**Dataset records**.
○ ○ ○ ○

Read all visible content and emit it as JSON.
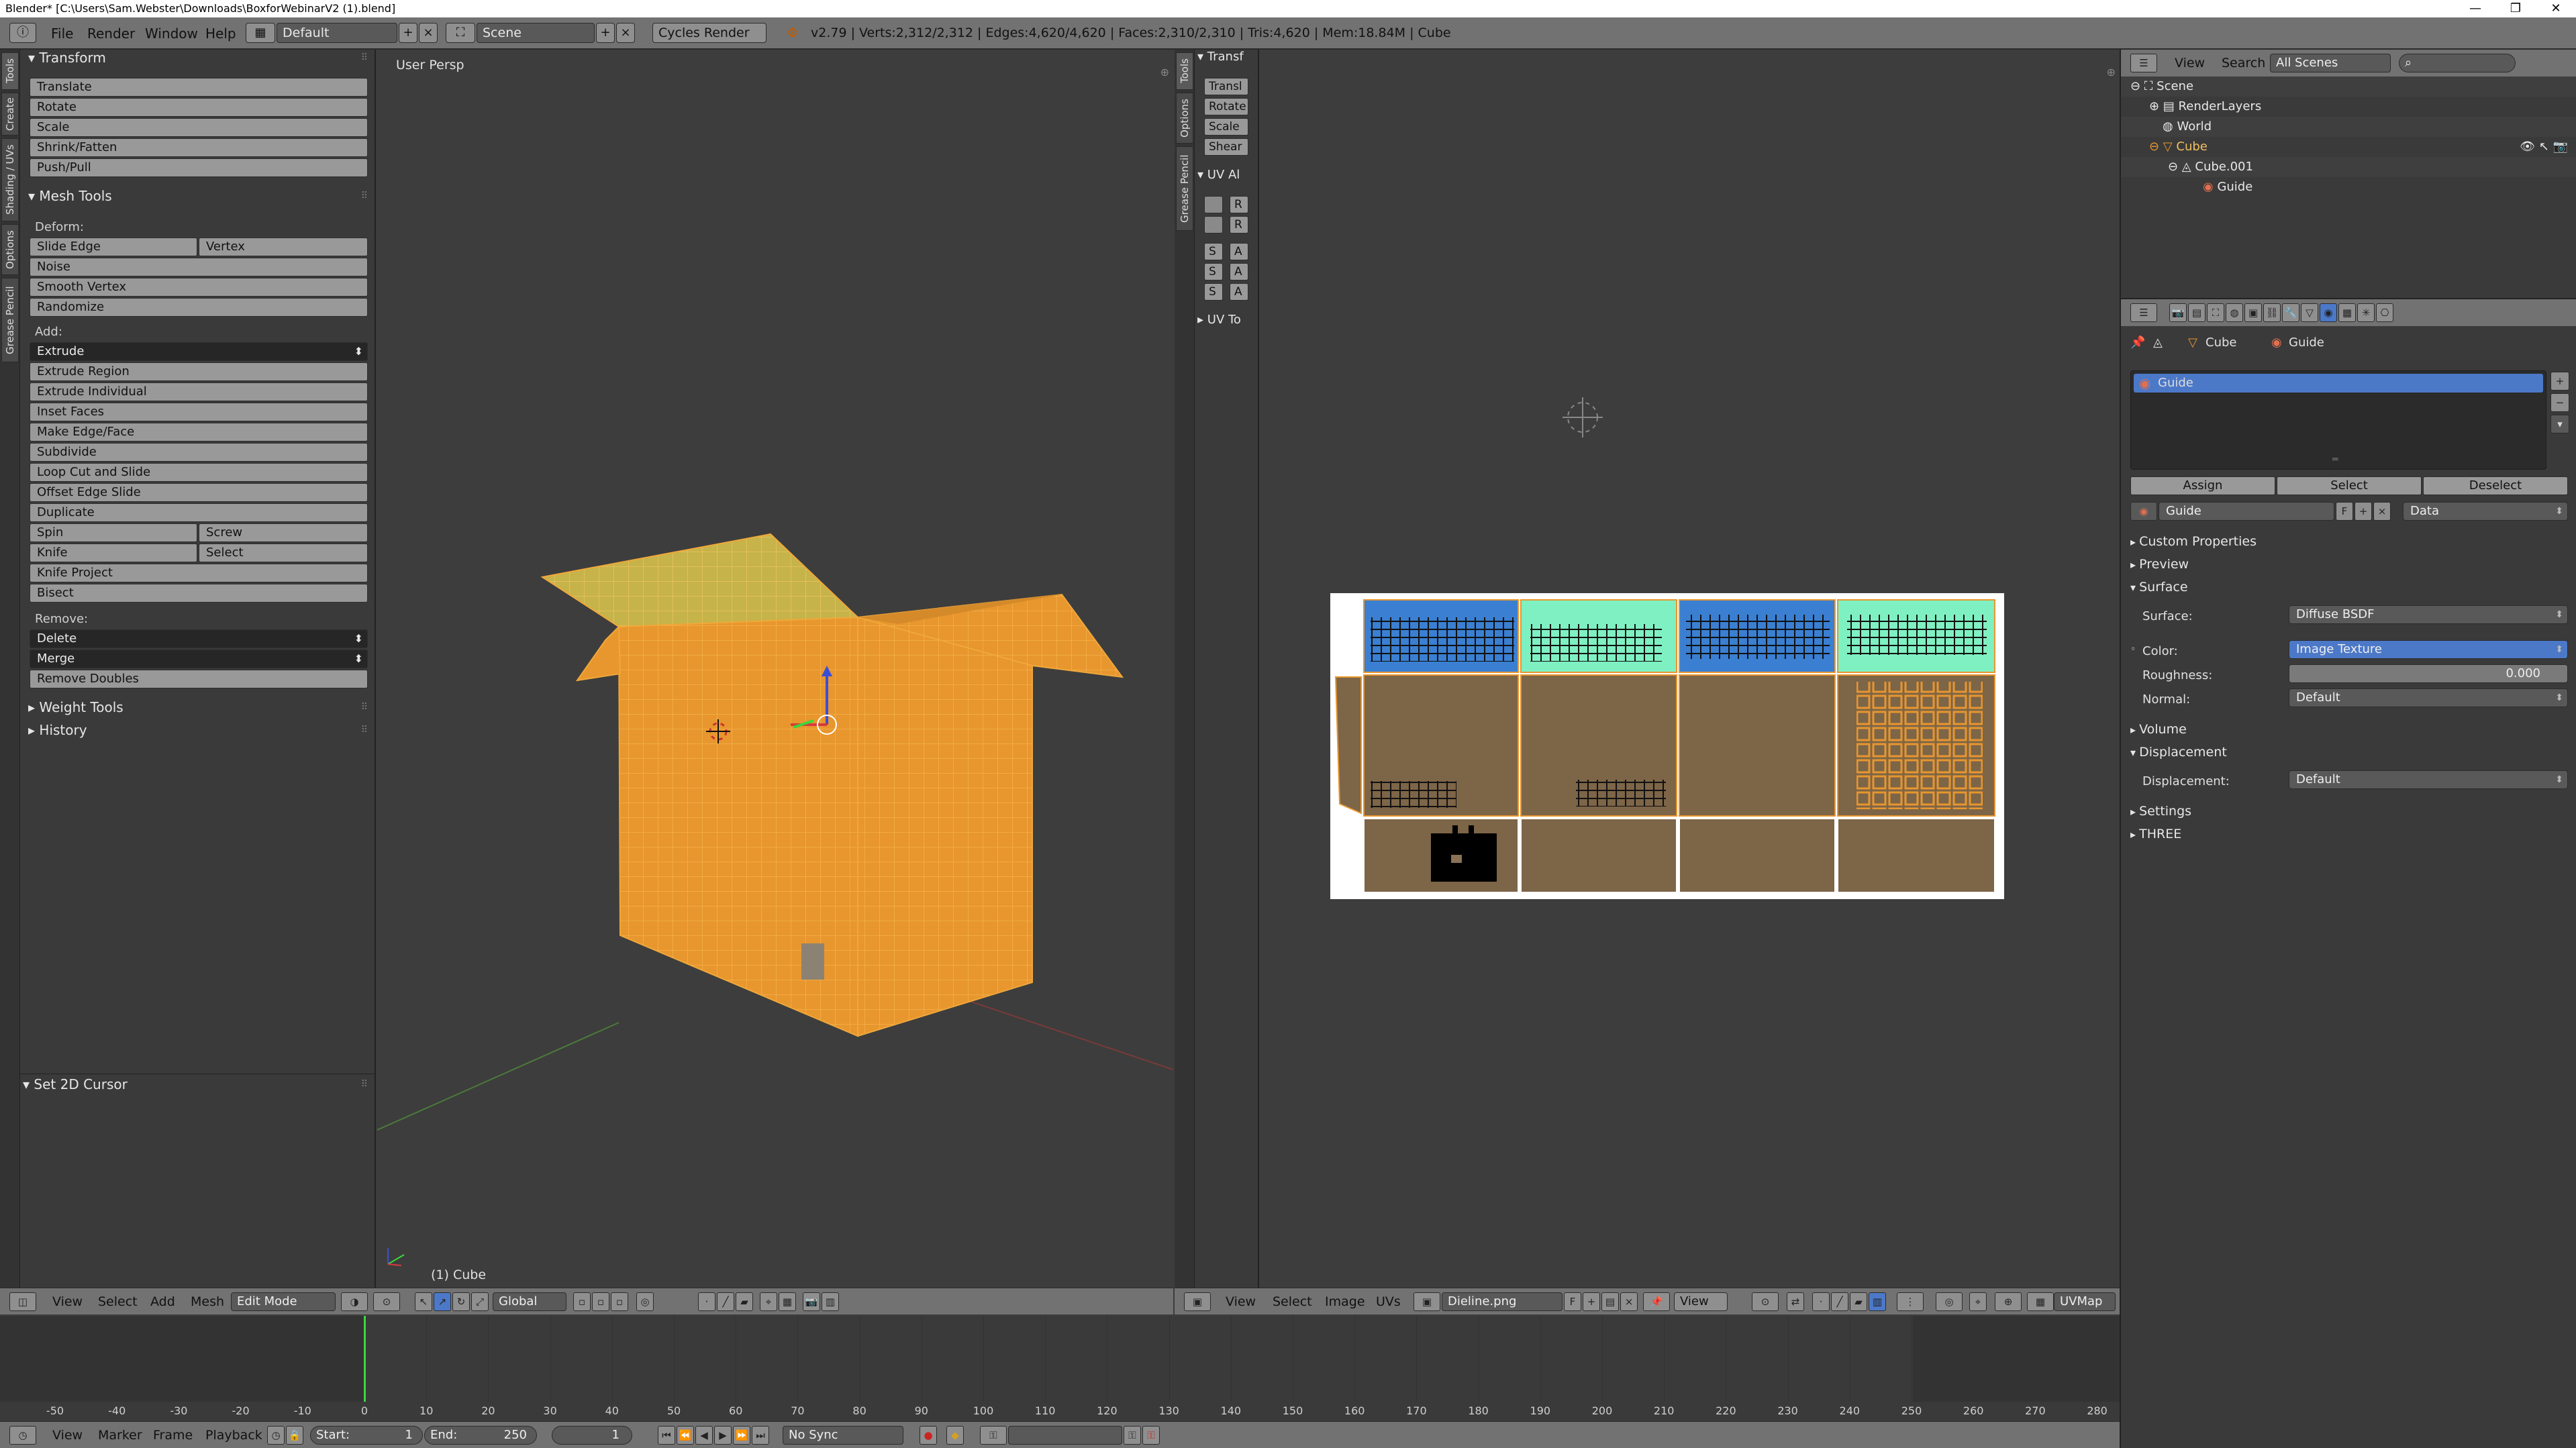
{
  "window": {
    "title": "Blender* [C:\\Users\\Sam.Webster\\Downloads\\BoxforWebinarV2 (1).blend]",
    "minimize": "—",
    "maximize": "❐",
    "close": "✕"
  },
  "header": {
    "menus": [
      "File",
      "Render",
      "Window",
      "Help"
    ],
    "layout": "Default",
    "scene": "Scene",
    "engine": "Cycles Render",
    "stats": "v2.79 | Verts:2,312/2,312 | Edges:4,620/4,620 | Faces:2,310/2,310 | Tris:4,620 | Mem:18.84M | Cube",
    "add_btn": "+",
    "remove_btn": "×"
  },
  "tool_tabs": [
    "Tools",
    "Create",
    "Shading / UVs",
    "Options",
    "Grease Pencil"
  ],
  "tool_shelf": {
    "transform": {
      "title": "Transform",
      "buttons": [
        "Translate",
        "Rotate",
        "Scale",
        "Shrink/Fatten",
        "Push/Pull"
      ]
    },
    "mesh_tools": {
      "title": "Mesh Tools",
      "deform_label": "Deform:",
      "slide_edge": "Slide Edge",
      "vertex": "Vertex",
      "deform_buttons": [
        "Noise",
        "Smooth Vertex",
        "Randomize"
      ],
      "add_label": "Add:",
      "extrude": "Extrude",
      "add_buttons": [
        "Extrude Region",
        "Extrude Individual",
        "Inset Faces",
        "Make Edge/Face",
        "Subdivide",
        "Loop Cut and Slide",
        "Offset Edge Slide",
        "Duplicate"
      ],
      "spin": "Spin",
      "screw": "Screw",
      "knife": "Knife",
      "select": "Select",
      "knife_project": "Knife Project",
      "bisect": "Bisect",
      "remove_label": "Remove:",
      "delete": "Delete",
      "merge": "Merge",
      "remove_doubles": "Remove Doubles"
    },
    "weight_tools": "Weight Tools",
    "history": "History",
    "set_2d_cursor": "Set 2D Cursor"
  },
  "viewport": {
    "label": "User Persp",
    "object": "(1) Cube",
    "header": {
      "menus": [
        "View",
        "Select",
        "Add",
        "Mesh"
      ],
      "mode": "Edit Mode",
      "orientation": "Global"
    }
  },
  "uv_side": {
    "tabs": [
      "Tools",
      "Options",
      "Grease Pencil"
    ],
    "transform_title": "Transf",
    "buttons": [
      "Transl",
      "Rotate",
      "Scale",
      "Shear"
    ],
    "uv_title": "UV Al",
    "uv_tools": "UV To",
    "small_buttons": [
      "R",
      "R",
      "S",
      "A",
      "S",
      "A",
      "S",
      "A"
    ]
  },
  "uv_editor": {
    "header": {
      "menus": [
        "View",
        "Select",
        "Image",
        "UVs"
      ],
      "image": "Dieline.png",
      "fake_user": "F",
      "view": "View",
      "uvmap": "UVMap"
    }
  },
  "outliner": {
    "header": {
      "view": "View",
      "search": "Search",
      "filter": "All Scenes"
    },
    "rows": [
      "Scene",
      "RenderLayers",
      "World",
      "Cube",
      "Cube.001",
      "Guide"
    ]
  },
  "properties": {
    "breadcrumb": [
      "Cube",
      "Guide"
    ],
    "material_slot": "Guide",
    "assign": "Assign",
    "select": "Select",
    "deselect": "Deselect",
    "material_name": "Guide",
    "fake_user": "F",
    "link": "Data",
    "sections": {
      "custom_properties": "Custom Properties",
      "preview": "Preview",
      "surface": "Surface",
      "volume": "Volume",
      "displacement": "Displacement",
      "settings": "Settings",
      "three": "THREE"
    },
    "surface_label": "Surface:",
    "surface_value": "Diffuse BSDF",
    "color_label": "Color:",
    "color_value": "Image Texture",
    "roughness_label": "Roughness:",
    "roughness_value": "0.000",
    "normal_label": "Normal:",
    "normal_value": "Default",
    "displacement_label": "Displacement:",
    "displacement_value": "Default"
  },
  "timeline": {
    "ticks": [
      "-50",
      "-40",
      "-30",
      "-20",
      "-10",
      "0",
      "10",
      "20",
      "30",
      "40",
      "50",
      "60",
      "70",
      "80",
      "90",
      "100",
      "110",
      "120",
      "130",
      "140",
      "150",
      "160",
      "170",
      "180",
      "190",
      "200",
      "210",
      "220",
      "230",
      "240",
      "250",
      "260",
      "270",
      "280"
    ],
    "current_frame": "1",
    "header": {
      "menus": [
        "View",
        "Marker",
        "Frame",
        "Playback"
      ],
      "start": "Start:",
      "start_value": "1",
      "end": "End:",
      "end_value": "250",
      "frame_value": "1",
      "sync": "No Sync"
    }
  },
  "colors": {
    "mesh_orange": "#e8962e",
    "face_select": "#d7a449",
    "panel_blue": "#3a7fd1",
    "panel_mint": "#7ff0c2",
    "cardboard": "#7d6548",
    "header": "#727272",
    "selected": "#4c78c8"
  }
}
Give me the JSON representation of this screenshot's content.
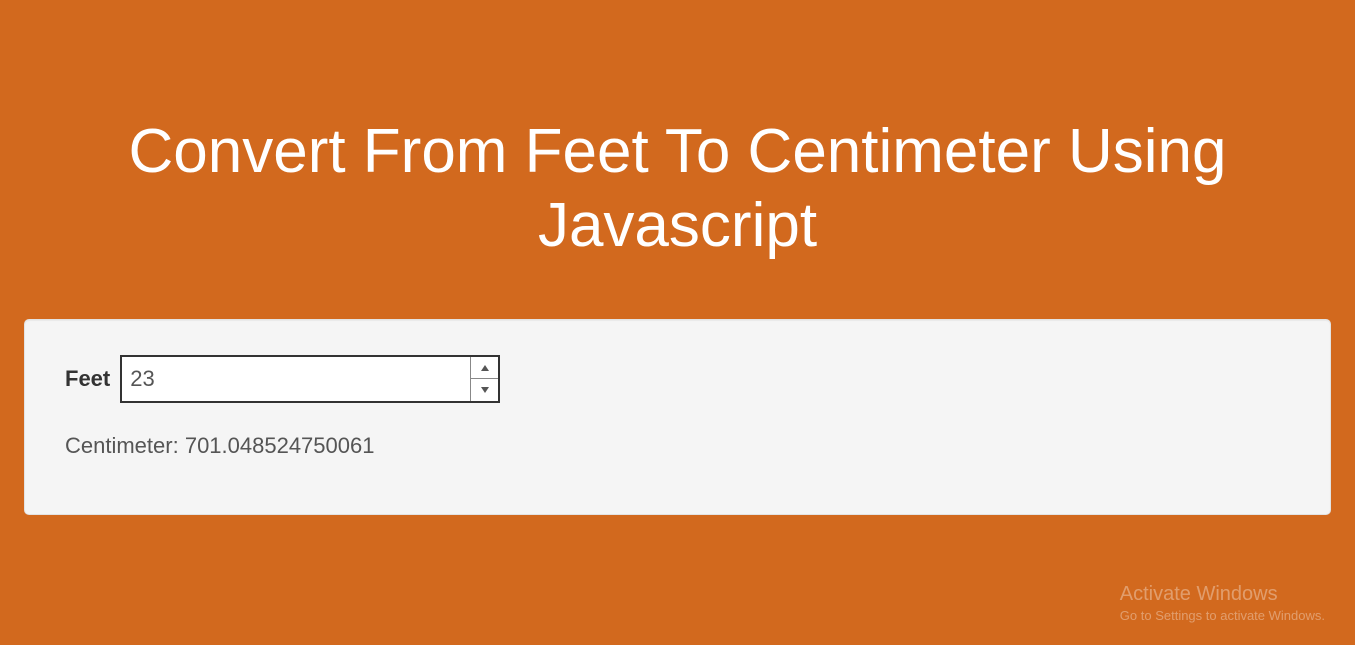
{
  "header": {
    "title": "Convert From Feet To Centimeter Using Javascript"
  },
  "form": {
    "feet_label": "Feet",
    "feet_value": "23",
    "result_label_prefix": "Centimeter: ",
    "result_value": "701.048524750061"
  },
  "watermark": {
    "title": "Activate Windows",
    "subtitle": "Go to Settings to activate Windows."
  }
}
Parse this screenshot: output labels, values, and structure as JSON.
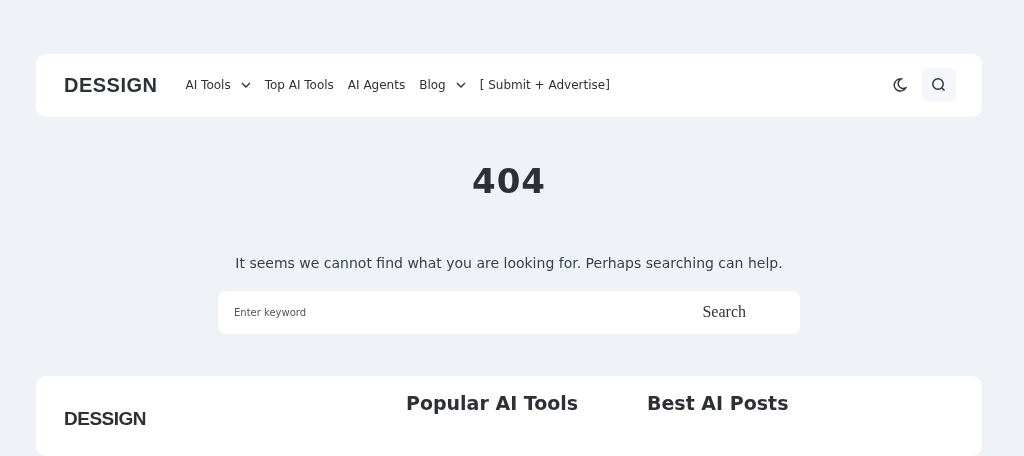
{
  "header": {
    "logo": "DESSIGN",
    "nav": [
      {
        "label": "AI Tools",
        "dropdown": true
      },
      {
        "label": "Top AI Tools",
        "dropdown": false
      },
      {
        "label": "AI Agents",
        "dropdown": false
      },
      {
        "label": "Blog",
        "dropdown": true
      },
      {
        "label": "[ Submit + Advertise]",
        "dropdown": false
      }
    ]
  },
  "error": {
    "code": "404",
    "message": "It seems we cannot find what you are looking for. Perhaps searching can help."
  },
  "search": {
    "placeholder": "Enter keyword",
    "button": "Search"
  },
  "footer": {
    "logo": "DESSIGN",
    "headings": [
      "Popular AI Tools",
      "Best AI Posts"
    ]
  }
}
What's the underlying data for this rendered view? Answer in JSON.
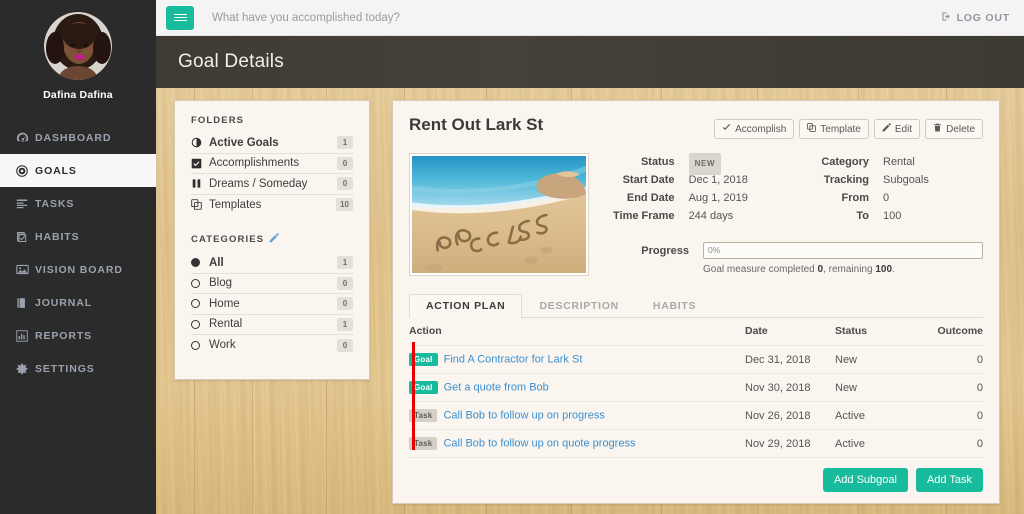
{
  "colors": {
    "accent": "#18bc9c",
    "sidebar_bg": "#2b2b2b",
    "pagehead_bg": "#413c35",
    "desk_wood": "#e3c58e",
    "card_bg": "#faf6ef",
    "link": "#3b8fd0",
    "alert_bar": "#e60000"
  },
  "sidebar": {
    "profile_name": "Dafina Dafina",
    "avatar_icon": "user-avatar-photo",
    "items": [
      {
        "label": "DASHBOARD",
        "icon": "dashboard-icon",
        "active": false
      },
      {
        "label": "GOALS",
        "icon": "bullseye-icon",
        "active": true
      },
      {
        "label": "TASKS",
        "icon": "list-icon",
        "active": false
      },
      {
        "label": "HABITS",
        "icon": "check-square-icon",
        "active": false
      },
      {
        "label": "VISION BOARD",
        "icon": "picture-icon",
        "active": false
      },
      {
        "label": "JOURNAL",
        "icon": "book-icon",
        "active": false
      },
      {
        "label": "REPORTS",
        "icon": "bar-chart-icon",
        "active": false
      },
      {
        "label": "SETTINGS",
        "icon": "gear-icon",
        "active": false
      }
    ]
  },
  "topbar": {
    "menu_icon": "hamburger-icon",
    "prompt": "What have you accomplished today?",
    "logout_label": "LOG OUT",
    "logout_icon": "sign-out-icon"
  },
  "pagehead": {
    "title": "Goal Details"
  },
  "folders_panel": {
    "folders_label": "FOLDERS",
    "folders": [
      {
        "label": "Active Goals",
        "count": "1",
        "icon": "adjust-circle-icon",
        "selected": true
      },
      {
        "label": "Accomplishments",
        "count": "0",
        "icon": "check-square-icon",
        "selected": false
      },
      {
        "label": "Dreams / Someday",
        "count": "0",
        "icon": "pause-icon",
        "selected": false
      },
      {
        "label": "Templates",
        "count": "10",
        "icon": "clone-icon",
        "selected": false
      }
    ],
    "categories_label": "CATEGORIES",
    "categories_edit_icon": "edit-pencil-icon",
    "categories": [
      {
        "label": "All",
        "count": "1",
        "selected": true
      },
      {
        "label": "Blog",
        "count": "0",
        "selected": false
      },
      {
        "label": "Home",
        "count": "0",
        "selected": false
      },
      {
        "label": "Rental",
        "count": "1",
        "selected": false
      },
      {
        "label": "Work",
        "count": "0",
        "selected": false
      }
    ]
  },
  "goal": {
    "title": "Rent Out Lark St",
    "image_alt": "beach-success-photo",
    "actions": [
      {
        "label": "Accomplish",
        "icon": "check-icon"
      },
      {
        "label": "Template",
        "icon": "clone-icon"
      },
      {
        "label": "Edit",
        "icon": "pencil-icon"
      },
      {
        "label": "Delete",
        "icon": "trash-icon"
      }
    ],
    "fields_left": [
      {
        "label": "Status",
        "value": "NEW",
        "is_chip": true
      },
      {
        "label": "Start Date",
        "value": "Dec 1, 2018"
      },
      {
        "label": "End Date",
        "value": "Aug 1, 2019"
      },
      {
        "label": "Time Frame",
        "value": "244 days"
      }
    ],
    "fields_right": [
      {
        "label": "Category",
        "value": "Rental"
      },
      {
        "label": "Tracking",
        "value": "Subgoals"
      },
      {
        "label": "From",
        "value": "0"
      },
      {
        "label": "To",
        "value": "100"
      }
    ],
    "progress": {
      "label": "Progress",
      "percent_text": "0%",
      "percent_value": 0,
      "note_prefix": "Goal measure completed ",
      "note_completed": "0",
      "note_mid": ", remaining ",
      "note_remaining": "100",
      "note_suffix": "."
    }
  },
  "tabs": [
    {
      "label": "ACTION PLAN",
      "active": true
    },
    {
      "label": "DESCRIPTION",
      "active": false
    },
    {
      "label": "HABITS",
      "active": false
    }
  ],
  "plan_table": {
    "headers": {
      "action": "Action",
      "date": "Date",
      "status": "Status",
      "outcome": "Outcome"
    },
    "rows": [
      {
        "tag": "Goal",
        "tag_type": "goal",
        "indent": 1,
        "action": "Find A Contractor for Lark St",
        "date": "Dec 31, 2018",
        "status": "New",
        "outcome": "0"
      },
      {
        "tag": "Goal",
        "tag_type": "goal",
        "indent": 2,
        "action": "Get a quote from Bob",
        "date": "Nov 30, 2018",
        "status": "New",
        "outcome": "0"
      },
      {
        "tag": "Task",
        "tag_type": "task",
        "indent": 3,
        "action": "Call Bob to follow up on progress",
        "date": "Nov 26, 2018",
        "status": "Active",
        "outcome": "0"
      },
      {
        "tag": "Task",
        "tag_type": "task",
        "indent": 3,
        "action": "Call Bob to follow up on quote progress",
        "date": "Nov 29, 2018",
        "status": "Active",
        "outcome": "0"
      }
    ]
  },
  "footer_buttons": [
    {
      "label": "Add Subgoal"
    },
    {
      "label": "Add Task"
    }
  ]
}
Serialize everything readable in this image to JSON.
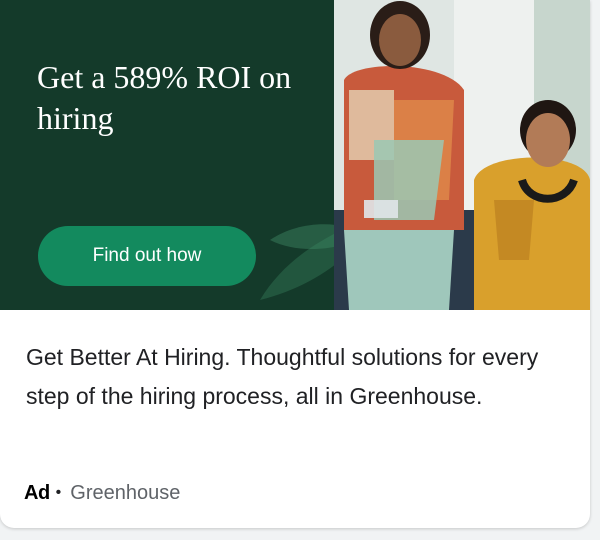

○ ○ ○ ○

**Given task**. Copy every line of the material in which the word "Knife" occurs.

**Exercise response**.
      "knife": "Knife",
      "knife_project": "Knife Project",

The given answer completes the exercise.